= Instruction =
Repeat the material below line for line, without changing anything.

Start Data section

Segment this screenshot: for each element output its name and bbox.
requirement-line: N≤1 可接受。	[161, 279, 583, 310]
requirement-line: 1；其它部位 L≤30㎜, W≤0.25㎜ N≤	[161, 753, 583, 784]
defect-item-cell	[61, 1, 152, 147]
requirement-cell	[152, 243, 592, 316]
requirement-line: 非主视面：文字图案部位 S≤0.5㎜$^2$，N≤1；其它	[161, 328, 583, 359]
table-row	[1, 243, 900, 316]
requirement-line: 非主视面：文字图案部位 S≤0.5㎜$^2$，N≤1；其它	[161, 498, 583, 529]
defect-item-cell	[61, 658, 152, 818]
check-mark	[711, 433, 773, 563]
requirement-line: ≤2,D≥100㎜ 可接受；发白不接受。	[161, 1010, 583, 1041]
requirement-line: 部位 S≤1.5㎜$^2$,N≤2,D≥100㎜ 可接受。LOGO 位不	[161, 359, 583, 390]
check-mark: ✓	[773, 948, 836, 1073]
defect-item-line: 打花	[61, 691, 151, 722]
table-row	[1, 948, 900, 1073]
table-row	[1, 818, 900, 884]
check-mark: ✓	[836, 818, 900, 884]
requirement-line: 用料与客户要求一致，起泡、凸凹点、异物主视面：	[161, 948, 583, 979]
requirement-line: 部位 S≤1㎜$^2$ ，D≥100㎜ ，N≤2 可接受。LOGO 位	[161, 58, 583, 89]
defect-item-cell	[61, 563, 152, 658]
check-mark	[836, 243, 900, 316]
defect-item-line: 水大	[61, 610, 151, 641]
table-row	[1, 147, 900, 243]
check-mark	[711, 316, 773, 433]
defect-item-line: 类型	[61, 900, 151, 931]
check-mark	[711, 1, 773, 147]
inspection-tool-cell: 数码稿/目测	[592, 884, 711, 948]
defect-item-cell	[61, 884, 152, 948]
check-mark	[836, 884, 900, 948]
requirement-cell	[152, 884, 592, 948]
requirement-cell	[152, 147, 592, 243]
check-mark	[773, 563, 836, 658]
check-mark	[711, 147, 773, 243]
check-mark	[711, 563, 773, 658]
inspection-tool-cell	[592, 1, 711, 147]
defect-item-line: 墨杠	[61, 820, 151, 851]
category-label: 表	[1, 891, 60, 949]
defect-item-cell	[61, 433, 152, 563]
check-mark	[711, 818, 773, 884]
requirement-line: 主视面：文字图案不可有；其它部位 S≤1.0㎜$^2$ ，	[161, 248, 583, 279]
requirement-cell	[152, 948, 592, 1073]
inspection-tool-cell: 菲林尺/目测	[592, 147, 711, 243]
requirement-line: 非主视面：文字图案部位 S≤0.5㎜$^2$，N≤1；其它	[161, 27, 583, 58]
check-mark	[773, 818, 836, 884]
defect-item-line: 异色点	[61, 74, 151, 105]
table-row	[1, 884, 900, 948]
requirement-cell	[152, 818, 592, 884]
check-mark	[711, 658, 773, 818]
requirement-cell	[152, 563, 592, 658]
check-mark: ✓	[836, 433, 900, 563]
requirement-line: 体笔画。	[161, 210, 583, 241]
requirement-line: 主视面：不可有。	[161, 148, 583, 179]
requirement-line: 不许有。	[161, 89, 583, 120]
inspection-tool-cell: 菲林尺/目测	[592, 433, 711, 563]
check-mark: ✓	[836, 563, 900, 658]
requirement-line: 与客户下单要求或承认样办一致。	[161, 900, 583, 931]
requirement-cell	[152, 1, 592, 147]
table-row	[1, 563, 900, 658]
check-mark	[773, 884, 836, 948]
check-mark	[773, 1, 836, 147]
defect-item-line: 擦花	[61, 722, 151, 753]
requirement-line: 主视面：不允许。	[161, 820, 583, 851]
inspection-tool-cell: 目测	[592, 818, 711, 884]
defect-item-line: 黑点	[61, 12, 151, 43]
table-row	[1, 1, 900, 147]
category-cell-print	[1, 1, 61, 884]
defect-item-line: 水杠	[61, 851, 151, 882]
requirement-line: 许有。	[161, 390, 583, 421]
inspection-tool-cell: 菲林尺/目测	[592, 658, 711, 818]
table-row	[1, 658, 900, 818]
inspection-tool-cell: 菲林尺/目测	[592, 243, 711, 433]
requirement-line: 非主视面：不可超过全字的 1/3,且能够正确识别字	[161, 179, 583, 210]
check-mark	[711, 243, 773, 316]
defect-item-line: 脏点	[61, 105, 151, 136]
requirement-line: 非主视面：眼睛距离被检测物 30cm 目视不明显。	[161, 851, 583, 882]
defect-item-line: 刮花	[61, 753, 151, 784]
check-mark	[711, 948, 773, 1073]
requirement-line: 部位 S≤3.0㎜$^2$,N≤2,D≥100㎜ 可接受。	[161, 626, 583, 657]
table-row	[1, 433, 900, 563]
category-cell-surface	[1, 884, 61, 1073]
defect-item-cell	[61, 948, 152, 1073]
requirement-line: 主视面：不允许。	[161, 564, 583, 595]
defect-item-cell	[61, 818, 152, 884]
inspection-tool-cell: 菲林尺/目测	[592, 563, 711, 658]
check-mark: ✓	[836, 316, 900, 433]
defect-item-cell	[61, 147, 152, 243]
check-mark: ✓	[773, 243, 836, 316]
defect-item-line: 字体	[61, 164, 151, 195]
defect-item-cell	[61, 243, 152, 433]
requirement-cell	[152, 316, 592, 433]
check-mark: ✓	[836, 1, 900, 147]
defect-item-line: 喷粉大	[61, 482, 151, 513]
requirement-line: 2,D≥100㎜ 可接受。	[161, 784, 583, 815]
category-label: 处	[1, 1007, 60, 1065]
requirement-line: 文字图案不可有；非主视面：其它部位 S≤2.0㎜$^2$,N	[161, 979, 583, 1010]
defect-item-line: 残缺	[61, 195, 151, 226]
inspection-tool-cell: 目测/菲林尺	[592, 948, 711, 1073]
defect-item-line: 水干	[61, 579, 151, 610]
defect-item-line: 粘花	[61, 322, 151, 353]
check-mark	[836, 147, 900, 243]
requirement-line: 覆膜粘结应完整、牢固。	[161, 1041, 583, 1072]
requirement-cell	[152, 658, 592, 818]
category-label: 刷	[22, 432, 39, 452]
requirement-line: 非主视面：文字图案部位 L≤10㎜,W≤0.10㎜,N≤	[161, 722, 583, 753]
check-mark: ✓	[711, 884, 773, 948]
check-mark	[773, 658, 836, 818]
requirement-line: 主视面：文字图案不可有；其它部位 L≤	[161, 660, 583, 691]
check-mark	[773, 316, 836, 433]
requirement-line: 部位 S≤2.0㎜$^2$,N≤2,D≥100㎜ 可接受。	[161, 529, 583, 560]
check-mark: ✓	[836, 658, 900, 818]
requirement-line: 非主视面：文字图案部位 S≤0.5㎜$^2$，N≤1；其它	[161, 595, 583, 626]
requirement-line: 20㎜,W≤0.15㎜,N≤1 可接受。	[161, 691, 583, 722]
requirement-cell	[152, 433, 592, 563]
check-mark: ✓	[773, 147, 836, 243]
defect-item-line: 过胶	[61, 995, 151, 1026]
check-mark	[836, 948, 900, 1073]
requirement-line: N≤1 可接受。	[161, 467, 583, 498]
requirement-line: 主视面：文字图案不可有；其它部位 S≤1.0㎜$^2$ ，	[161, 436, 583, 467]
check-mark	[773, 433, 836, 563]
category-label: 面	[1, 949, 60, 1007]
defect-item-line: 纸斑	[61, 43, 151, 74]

End Data section

= Response to the exercise =
Segment this screenshot: for each element output its name and bbox.
requirement-line: N≤1 可接受。	[161, 279, 583, 310]
requirement-line: 1；其它部位 L≤30㎜, W≤0.25㎜ N≤	[161, 753, 583, 784]
defect-item-cell	[61, 1, 152, 147]
requirement-cell	[152, 243, 592, 316]
requirement-line: 非主视面：文字图案部位 S≤0.5㎜$^2$，N≤1；其它	[161, 328, 583, 359]
table-row	[1, 243, 900, 316]
requirement-line: 非主视面：文字图案部位 S≤0.5㎜$^2$，N≤1；其它	[161, 498, 583, 529]
defect-item-cell	[61, 658, 152, 818]
check-mark	[711, 433, 773, 563]
requirement-line: ≤2,D≥100㎜ 可接受；发白不接受。	[161, 1010, 583, 1041]
requirement-line: 部位 S≤1.5㎜$^2$,N≤2,D≥100㎜ 可接受。LOGO 位不	[161, 359, 583, 390]
check-mark: ✓	[773, 948, 836, 1073]
defect-item-line: 打花	[61, 691, 151, 722]
table-row	[1, 948, 900, 1073]
table-row	[1, 818, 900, 884]
check-mark: ✓	[836, 818, 900, 884]
requirement-line: 用料与客户要求一致，起泡、凸凹点、异物主视面：	[161, 948, 583, 979]
requirement-line: 部位 S≤1㎜$^2$ ，D≥100㎜ ，N≤2 可接受。LOGO 位	[161, 58, 583, 89]
defect-item-cell	[61, 563, 152, 658]
check-mark	[836, 243, 900, 316]
defect-item-line: 水大	[61, 610, 151, 641]
table-row	[1, 147, 900, 243]
check-mark	[711, 316, 773, 433]
defect-item-line: 类型	[61, 900, 151, 931]
check-mark	[711, 1, 773, 147]
inspection-tool-cell: 数码稿/目测	[592, 884, 711, 948]
defect-item-cell	[61, 884, 152, 948]
check-mark	[836, 884, 900, 948]
requirement-cell	[152, 884, 592, 948]
requirement-cell	[152, 147, 592, 243]
check-mark	[773, 563, 836, 658]
check-mark	[711, 147, 773, 243]
check-mark	[711, 563, 773, 658]
inspection-tool-cell	[592, 1, 711, 147]
defect-item-line: 墨杠	[61, 820, 151, 851]
category-label: 表	[1, 891, 60, 949]
defect-item-cell	[61, 433, 152, 563]
check-mark	[711, 818, 773, 884]
requirement-line: 主视面：文字图案不可有；其它部位 S≤1.0㎜$^2$ ，	[161, 248, 583, 279]
requirement-cell	[152, 948, 592, 1073]
inspection-tool-cell: 菲林尺/目测	[592, 147, 711, 243]
requirement-line: 非主视面：文字图案部位 S≤0.5㎜$^2$，N≤1；其它	[161, 27, 583, 58]
check-mark	[773, 818, 836, 884]
defect-item-line: 异色点	[61, 74, 151, 105]
table-row	[1, 884, 900, 948]
requirement-cell	[152, 818, 592, 884]
check-mark	[711, 658, 773, 818]
requirement-cell	[152, 563, 592, 658]
check-mark: ✓	[836, 433, 900, 563]
requirement-line: 体笔画。	[161, 210, 583, 241]
requirement-line: 主视面：不可有。	[161, 148, 583, 179]
requirement-line: 不许有。	[161, 89, 583, 120]
inspection-tool-cell: 菲林尺/目测	[592, 433, 711, 563]
check-mark: ✓	[836, 563, 900, 658]
requirement-line: 与客户下单要求或承认样办一致。	[161, 900, 583, 931]
requirement-cell	[152, 1, 592, 147]
table-row	[1, 563, 900, 658]
check-mark	[773, 884, 836, 948]
check-mark	[773, 1, 836, 147]
defect-item-line: 擦花	[61, 722, 151, 753]
requirement-line: 主视面：不允许。	[161, 820, 583, 851]
inspection-tool-cell: 目测	[592, 818, 711, 884]
defect-item-line: 黑点	[61, 12, 151, 43]
table-row	[1, 1, 900, 147]
category-cell-print	[1, 1, 61, 884]
defect-item-line: 水杠	[61, 851, 151, 882]
requirement-line: 许有。	[161, 390, 583, 421]
inspection-tool-cell: 菲林尺/目测	[592, 658, 711, 818]
table-row	[1, 658, 900, 818]
inspection-tool-cell: 菲林尺/目测	[592, 243, 711, 433]
requirement-line: 非主视面：不可超过全字的 1/3,且能够正确识别字	[161, 179, 583, 210]
check-mark	[711, 243, 773, 316]
defect-item-line: 脏点	[61, 105, 151, 136]
requirement-line: 非主视面：眼睛距离被检测物 30cm 目视不明显。	[161, 851, 583, 882]
defect-item-line: 刮花	[61, 753, 151, 784]
check-mark	[711, 948, 773, 1073]
requirement-line: 部位 S≤3.0㎜$^2$,N≤2,D≥100㎜ 可接受。	[161, 626, 583, 657]
table-row	[1, 433, 900, 563]
category-cell-surface	[1, 884, 61, 1073]
defect-item-cell	[61, 948, 152, 1073]
requirement-line: 主视面：不允许。	[161, 564, 583, 595]
defect-item-cell	[61, 818, 152, 884]
inspection-tool-cell: 菲林尺/目测	[592, 563, 711, 658]
check-mark: ✓	[836, 316, 900, 433]
defect-item-cell	[61, 147, 152, 243]
check-mark: ✓	[773, 243, 836, 316]
defect-item-line: 字体	[61, 164, 151, 195]
defect-item-cell	[61, 243, 152, 433]
requirement-cell	[152, 316, 592, 433]
check-mark: ✓	[836, 1, 900, 147]
defect-item-line: 喷粉大	[61, 482, 151, 513]
requirement-line: 2,D≥100㎜ 可接受。	[161, 784, 583, 815]
category-label: 处	[1, 1007, 60, 1065]
requirement-line: 文字图案不可有；非主视面：其它部位 S≤2.0㎜$^2$,N	[161, 979, 583, 1010]
defect-item-line: 残缺	[61, 195, 151, 226]
inspection-tool-cell: 目测/菲林尺	[592, 948, 711, 1073]
defect-item-line: 水干	[61, 579, 151, 610]
defect-item-line: 粘花	[61, 322, 151, 353]
check-mark	[836, 147, 900, 243]
requirement-line: 覆膜粘结应完整、牢固。	[161, 1041, 583, 1072]
requirement-cell	[152, 658, 592, 818]
category-label: 刷	[22, 432, 39, 452]
requirement-line: 非主视面：文字图案部位 L≤10㎜,W≤0.10㎜,N≤	[161, 722, 583, 753]
check-mark: ✓	[711, 884, 773, 948]
check-mark	[773, 658, 836, 818]
requirement-line: 主视面：文字图案不可有；其它部位 L≤	[161, 660, 583, 691]
check-mark	[773, 316, 836, 433]
requirement-line: 部位 S≤2.0㎜$^2$,N≤2,D≥100㎜ 可接受。	[161, 529, 583, 560]
check-mark: ✓	[836, 658, 900, 818]
requirement-line: 非主视面：文字图案部位 S≤0.5㎜$^2$，N≤1；其它	[161, 595, 583, 626]
requirement-line: 20㎜,W≤0.15㎜,N≤1 可接受。	[161, 691, 583, 722]
requirement-cell	[152, 433, 592, 563]
check-mark: ✓	[773, 147, 836, 243]
defect-item-line: 过胶	[61, 995, 151, 1026]
check-mark	[836, 948, 900, 1073]
requirement-line: N≤1 可接受。	[161, 467, 583, 498]
requirement-line: 主视面：文字图案不可有；其它部位 S≤1.0㎜$^2$ ，	[161, 436, 583, 467]
check-mark	[773, 433, 836, 563]
category-label: 面	[1, 949, 60, 1007]
defect-item-line: 纸斑	[61, 43, 151, 74]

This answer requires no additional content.